[Saved entries]
· · · · ·
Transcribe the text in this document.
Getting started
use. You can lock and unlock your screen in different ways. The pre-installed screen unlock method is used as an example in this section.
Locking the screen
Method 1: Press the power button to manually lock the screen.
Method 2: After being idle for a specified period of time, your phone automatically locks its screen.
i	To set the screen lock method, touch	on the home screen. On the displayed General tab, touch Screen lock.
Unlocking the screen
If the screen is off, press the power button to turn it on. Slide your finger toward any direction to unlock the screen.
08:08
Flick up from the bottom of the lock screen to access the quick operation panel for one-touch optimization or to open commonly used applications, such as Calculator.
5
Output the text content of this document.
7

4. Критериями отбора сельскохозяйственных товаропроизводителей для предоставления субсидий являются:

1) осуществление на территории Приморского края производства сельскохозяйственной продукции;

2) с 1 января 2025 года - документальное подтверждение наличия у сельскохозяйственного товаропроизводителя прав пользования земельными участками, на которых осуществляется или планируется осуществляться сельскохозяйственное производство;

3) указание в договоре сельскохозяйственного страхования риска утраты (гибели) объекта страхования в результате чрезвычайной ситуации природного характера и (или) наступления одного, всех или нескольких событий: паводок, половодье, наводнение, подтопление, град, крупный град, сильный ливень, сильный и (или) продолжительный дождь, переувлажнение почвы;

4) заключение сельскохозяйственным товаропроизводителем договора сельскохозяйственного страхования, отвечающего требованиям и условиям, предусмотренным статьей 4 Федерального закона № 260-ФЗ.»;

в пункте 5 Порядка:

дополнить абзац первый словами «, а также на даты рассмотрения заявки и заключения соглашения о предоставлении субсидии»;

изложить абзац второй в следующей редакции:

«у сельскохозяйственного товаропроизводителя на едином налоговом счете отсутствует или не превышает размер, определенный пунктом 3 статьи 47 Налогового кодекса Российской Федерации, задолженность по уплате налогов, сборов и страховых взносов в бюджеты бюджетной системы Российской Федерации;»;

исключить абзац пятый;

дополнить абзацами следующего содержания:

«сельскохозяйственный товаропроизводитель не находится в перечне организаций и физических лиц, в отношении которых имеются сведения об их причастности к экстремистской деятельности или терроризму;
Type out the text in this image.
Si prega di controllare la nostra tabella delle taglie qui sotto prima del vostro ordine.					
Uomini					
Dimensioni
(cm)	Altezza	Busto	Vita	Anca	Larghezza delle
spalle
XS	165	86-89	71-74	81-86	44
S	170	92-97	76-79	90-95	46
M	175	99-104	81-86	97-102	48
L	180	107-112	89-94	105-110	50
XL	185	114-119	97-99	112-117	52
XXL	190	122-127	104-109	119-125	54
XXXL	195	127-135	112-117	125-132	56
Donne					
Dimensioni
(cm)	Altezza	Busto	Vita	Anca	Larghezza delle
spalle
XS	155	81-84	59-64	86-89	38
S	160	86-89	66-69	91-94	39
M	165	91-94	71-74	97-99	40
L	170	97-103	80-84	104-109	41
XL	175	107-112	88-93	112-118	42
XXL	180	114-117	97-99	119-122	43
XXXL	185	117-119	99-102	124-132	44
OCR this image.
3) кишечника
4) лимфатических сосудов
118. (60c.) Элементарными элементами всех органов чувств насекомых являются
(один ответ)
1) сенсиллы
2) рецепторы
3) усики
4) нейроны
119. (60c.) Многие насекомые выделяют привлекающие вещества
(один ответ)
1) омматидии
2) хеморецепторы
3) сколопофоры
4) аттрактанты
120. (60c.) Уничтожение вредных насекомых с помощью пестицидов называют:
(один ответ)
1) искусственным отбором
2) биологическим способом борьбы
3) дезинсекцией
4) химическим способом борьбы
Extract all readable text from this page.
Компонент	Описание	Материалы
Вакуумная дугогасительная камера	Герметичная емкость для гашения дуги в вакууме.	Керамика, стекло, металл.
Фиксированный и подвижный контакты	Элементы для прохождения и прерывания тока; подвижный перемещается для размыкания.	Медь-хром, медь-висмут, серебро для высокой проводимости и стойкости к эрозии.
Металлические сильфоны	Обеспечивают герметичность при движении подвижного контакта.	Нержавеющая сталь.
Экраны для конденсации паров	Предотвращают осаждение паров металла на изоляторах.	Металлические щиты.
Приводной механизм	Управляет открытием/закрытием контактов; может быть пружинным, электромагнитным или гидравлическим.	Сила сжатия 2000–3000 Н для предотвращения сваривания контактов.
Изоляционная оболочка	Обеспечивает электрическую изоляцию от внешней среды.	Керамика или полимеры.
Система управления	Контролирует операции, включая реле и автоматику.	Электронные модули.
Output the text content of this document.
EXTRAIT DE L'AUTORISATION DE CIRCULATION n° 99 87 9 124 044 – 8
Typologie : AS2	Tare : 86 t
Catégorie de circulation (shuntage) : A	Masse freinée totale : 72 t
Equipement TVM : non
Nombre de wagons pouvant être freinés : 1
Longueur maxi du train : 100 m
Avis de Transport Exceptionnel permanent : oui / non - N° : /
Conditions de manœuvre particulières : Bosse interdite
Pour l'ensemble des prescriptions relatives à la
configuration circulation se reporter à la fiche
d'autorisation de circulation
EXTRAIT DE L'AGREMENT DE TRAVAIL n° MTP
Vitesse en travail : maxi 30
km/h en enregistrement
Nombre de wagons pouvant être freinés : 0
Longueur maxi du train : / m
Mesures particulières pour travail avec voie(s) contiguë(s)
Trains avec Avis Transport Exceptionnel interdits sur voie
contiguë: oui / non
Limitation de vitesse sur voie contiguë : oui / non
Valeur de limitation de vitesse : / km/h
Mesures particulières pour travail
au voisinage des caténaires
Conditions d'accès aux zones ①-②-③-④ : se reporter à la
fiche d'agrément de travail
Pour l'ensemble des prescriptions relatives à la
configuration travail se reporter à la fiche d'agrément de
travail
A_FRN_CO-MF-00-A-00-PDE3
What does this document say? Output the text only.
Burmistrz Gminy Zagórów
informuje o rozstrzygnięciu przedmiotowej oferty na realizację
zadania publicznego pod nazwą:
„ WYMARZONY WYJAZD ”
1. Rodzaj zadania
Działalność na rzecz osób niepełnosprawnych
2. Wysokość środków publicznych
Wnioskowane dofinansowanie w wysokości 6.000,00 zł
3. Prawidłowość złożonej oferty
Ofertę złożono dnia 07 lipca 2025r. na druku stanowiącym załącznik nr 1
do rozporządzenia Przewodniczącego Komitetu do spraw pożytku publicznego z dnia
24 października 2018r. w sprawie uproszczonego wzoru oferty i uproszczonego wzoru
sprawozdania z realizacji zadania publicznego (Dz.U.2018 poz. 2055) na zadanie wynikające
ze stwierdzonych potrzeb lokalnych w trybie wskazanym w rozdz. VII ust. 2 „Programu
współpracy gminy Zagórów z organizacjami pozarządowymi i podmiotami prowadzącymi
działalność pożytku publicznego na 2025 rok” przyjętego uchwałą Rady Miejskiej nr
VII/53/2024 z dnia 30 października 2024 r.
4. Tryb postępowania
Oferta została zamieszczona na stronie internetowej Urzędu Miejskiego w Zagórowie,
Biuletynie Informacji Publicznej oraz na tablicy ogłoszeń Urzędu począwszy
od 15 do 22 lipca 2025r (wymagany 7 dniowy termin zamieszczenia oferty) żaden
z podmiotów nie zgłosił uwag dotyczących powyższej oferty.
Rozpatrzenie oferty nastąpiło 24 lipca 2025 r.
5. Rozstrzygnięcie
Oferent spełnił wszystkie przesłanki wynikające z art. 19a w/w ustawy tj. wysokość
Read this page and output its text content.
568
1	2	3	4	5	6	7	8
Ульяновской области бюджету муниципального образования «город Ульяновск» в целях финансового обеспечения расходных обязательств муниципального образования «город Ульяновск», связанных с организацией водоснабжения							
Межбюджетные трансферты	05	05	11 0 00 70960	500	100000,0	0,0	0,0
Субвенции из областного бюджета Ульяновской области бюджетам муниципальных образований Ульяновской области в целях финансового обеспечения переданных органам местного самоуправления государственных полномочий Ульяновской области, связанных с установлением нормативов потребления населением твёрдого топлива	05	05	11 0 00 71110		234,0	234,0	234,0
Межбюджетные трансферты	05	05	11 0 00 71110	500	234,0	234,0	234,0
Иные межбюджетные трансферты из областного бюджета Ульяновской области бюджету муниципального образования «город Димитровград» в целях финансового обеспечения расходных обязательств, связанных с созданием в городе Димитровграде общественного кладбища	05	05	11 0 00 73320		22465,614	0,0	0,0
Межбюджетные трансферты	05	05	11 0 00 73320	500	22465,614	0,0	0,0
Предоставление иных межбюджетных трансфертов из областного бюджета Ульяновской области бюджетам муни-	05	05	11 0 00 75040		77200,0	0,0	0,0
· · · · ·
## Written problem:
Copy each line above that contains the word "являются".

## Exercise result:
4. Критериями отбора сельскохозяйственных товаропроизводителей для предоставления субсидий являются:
118. (60c.) Элементарными элементами всех органов чувств насекомых являются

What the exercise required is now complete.